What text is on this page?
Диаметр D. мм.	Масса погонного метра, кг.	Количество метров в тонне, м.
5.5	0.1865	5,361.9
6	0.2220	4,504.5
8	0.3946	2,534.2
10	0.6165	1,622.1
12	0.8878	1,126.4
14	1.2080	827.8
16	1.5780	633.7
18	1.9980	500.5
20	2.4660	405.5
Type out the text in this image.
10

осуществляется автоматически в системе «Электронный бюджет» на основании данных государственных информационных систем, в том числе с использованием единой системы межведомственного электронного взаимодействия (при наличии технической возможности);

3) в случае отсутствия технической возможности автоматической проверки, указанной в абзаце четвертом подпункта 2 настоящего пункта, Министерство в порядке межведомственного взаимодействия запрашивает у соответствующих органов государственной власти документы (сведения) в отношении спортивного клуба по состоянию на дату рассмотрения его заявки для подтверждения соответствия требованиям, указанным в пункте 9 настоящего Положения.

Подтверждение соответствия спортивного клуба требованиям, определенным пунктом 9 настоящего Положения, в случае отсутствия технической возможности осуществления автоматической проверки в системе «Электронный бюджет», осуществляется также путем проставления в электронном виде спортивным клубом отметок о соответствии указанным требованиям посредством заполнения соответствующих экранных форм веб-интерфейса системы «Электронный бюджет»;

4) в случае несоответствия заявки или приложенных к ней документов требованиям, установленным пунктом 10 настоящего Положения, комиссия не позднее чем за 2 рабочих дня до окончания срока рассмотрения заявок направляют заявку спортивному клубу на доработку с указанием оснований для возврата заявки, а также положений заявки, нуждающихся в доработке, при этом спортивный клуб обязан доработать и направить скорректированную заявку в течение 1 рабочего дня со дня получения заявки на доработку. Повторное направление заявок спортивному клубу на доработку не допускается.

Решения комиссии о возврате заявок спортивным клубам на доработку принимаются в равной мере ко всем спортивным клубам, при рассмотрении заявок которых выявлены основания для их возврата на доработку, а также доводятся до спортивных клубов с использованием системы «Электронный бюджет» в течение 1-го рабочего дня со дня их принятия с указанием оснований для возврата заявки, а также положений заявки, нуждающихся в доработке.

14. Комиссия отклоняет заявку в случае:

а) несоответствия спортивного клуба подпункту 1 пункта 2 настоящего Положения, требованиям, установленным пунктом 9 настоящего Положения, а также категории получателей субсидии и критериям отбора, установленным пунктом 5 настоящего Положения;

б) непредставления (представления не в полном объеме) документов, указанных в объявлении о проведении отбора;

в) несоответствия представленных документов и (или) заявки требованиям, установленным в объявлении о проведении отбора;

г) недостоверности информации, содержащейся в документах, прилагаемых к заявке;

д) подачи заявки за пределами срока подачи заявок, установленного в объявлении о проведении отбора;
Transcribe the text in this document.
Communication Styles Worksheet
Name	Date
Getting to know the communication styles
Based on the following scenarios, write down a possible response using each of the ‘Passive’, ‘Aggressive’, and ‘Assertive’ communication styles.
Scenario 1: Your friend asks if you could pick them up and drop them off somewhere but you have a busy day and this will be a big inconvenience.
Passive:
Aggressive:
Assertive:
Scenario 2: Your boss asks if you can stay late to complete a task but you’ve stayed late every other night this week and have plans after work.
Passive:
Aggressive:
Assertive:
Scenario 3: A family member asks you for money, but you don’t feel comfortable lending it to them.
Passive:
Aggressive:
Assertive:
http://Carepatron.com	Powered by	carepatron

++++

STATED GOAL
Write out every entry again, keeping each line exactly the same.

WRITTEN REPLY
What text is on this page?
Диаметр D. мм.	Масса погонного метра, кг.	Количество метров в тонне, м.
5.5	0.1865	5,361.9
6	0.2220	4,504.5
8	0.3946	2,534.2
10	0.6165	1,622.1
12	0.8878	1,126.4
14	1.2080	827.8
16	1.5780	633.7
18	1.9980	500.5
20	2.4660	405.5
Type out the text in this image.
10

осуществляется автоматически в системе «Электронный бюджет» на основании данных государственных информационных систем, в том числе с использованием единой системы межведомственного электронного взаимодействия (при наличии технической возможности);

3) в случае отсутствия технической возможности автоматической проверки, указанной в абзаце четвертом подпункта 2 настоящего пункта, Министерство в порядке межведомственного взаимодействия запрашивает у соответствующих органов государственной власти документы (сведения) в отношении спортивного клуба по состоянию на дату рассмотрения его заявки для подтверждения соответствия требованиям, указанным в пункте 9 настоящего Положения.

Подтверждение соответствия спортивного клуба требованиям, определенным пунктом 9 настоящего Положения, в случае отсутствия технической возможности осуществления автоматической проверки в системе «Электронный бюджет», осуществляется также путем проставления в электронном виде спортивным клубом отметок о соответствии указанным требованиям посредством заполнения соответствующих экранных форм веб-интерфейса системы «Электронный бюджет»;

4) в случае несоответствия заявки или приложенных к ней документов требованиям, установленным пунктом 10 настоящего Положения, комиссия не позднее чем за 2 рабочих дня до окончания срока рассмотрения заявок направляют заявку спортивному клубу на доработку с указанием оснований для возврата заявки, а также положений заявки, нуждающихся в доработке, при этом спортивный клуб обязан доработать и направить скорректированную заявку в течение 1 рабочего дня со дня получения заявки на доработку. Повторное направление заявок спортивному клубу на доработку не допускается.

Решения комиссии о возврате заявок спортивным клубам на доработку принимаются в равной мере ко всем спортивным клубам, при рассмотрении заявок которых выявлены основания для их возврата на доработку, а также доводятся до спортивных клубов с использованием системы «Электронный бюджет» в течение 1-го рабочего дня со дня их принятия с указанием оснований для возврата заявки, а также положений заявки, нуждающихся в доработке.

14. Комиссия отклоняет заявку в случае:

а) несоответствия спортивного клуба подпункту 1 пункта 2 настоящего Положения, требованиям, установленным пунктом 9 настоящего Положения, а также категории получателей субсидии и критериям отбора, установленным пунктом 5 настоящего Положения;

б) непредставления (представления не в полном объеме) документов, указанных в объявлении о проведении отбора;

в) несоответствия представленных документов и (или) заявки требованиям, установленным в объявлении о проведении отбора;

г) недостоверности информации, содержащейся в документах, прилагаемых к заявке;

д) подачи заявки за пределами срока подачи заявок, установленного в объявлении о проведении отбора;
Transcribe the text in this document.
Communication Styles Worksheet
Name	Date
Getting to know the communication styles
Based on the following scenarios, write down a possible response using each of the ‘Passive’, ‘Aggressive’, and ‘Assertive’ communication styles.
Scenario 1: Your friend asks if you could pick them up and drop them off somewhere but you have a busy day and this will be a big inconvenience.
Passive:
Aggressive:
Assertive:
Scenario 2: Your boss asks if you can stay late to complete a task but you’ve stayed late every other night this week and have plans after work.
Passive:
Aggressive:
Assertive:
Scenario 3: A family member asks you for money, but you don’t feel comfortable lending it to them.
Passive:
Aggressive:
Assertive:
http://Carepatron.com	Powered by	carepatron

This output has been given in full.